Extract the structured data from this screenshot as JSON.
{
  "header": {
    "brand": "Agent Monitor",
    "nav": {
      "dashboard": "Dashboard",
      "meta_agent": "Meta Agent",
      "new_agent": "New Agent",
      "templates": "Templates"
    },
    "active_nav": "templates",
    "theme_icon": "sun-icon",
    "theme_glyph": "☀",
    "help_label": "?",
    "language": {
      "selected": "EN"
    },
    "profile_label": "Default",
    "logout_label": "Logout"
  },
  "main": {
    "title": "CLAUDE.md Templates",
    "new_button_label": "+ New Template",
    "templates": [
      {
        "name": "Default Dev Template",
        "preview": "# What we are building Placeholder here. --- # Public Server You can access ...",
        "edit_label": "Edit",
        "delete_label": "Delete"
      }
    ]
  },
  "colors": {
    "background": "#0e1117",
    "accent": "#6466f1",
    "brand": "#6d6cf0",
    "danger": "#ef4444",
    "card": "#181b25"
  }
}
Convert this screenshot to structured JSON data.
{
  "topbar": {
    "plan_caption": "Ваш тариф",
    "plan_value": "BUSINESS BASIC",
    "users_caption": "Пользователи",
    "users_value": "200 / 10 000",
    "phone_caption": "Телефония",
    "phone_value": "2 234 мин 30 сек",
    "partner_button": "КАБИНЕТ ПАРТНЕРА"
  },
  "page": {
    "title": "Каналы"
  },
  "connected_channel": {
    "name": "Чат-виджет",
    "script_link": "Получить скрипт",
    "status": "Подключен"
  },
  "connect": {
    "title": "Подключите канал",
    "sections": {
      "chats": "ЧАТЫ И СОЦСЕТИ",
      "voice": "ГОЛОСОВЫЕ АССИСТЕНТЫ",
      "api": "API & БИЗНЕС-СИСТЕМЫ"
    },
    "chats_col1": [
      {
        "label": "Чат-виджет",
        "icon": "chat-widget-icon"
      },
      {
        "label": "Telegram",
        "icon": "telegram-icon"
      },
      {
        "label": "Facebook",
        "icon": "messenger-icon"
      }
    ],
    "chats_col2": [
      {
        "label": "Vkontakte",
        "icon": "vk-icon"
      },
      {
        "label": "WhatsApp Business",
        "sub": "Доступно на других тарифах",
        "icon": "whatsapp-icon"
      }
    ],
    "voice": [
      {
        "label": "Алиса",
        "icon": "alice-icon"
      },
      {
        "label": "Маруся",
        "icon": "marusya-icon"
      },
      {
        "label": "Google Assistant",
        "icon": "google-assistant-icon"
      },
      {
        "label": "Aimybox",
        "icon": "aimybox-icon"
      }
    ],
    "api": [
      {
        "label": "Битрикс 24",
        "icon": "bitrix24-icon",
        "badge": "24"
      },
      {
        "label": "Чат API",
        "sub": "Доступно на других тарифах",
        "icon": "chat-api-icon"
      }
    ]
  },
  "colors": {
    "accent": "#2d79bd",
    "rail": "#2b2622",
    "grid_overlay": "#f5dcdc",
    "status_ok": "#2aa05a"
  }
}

_ _ _ _

◆ **Aim of the task**
The answer must consist solely of the number of lines in the entries that contain the word "title".

◆ **Solution below**
3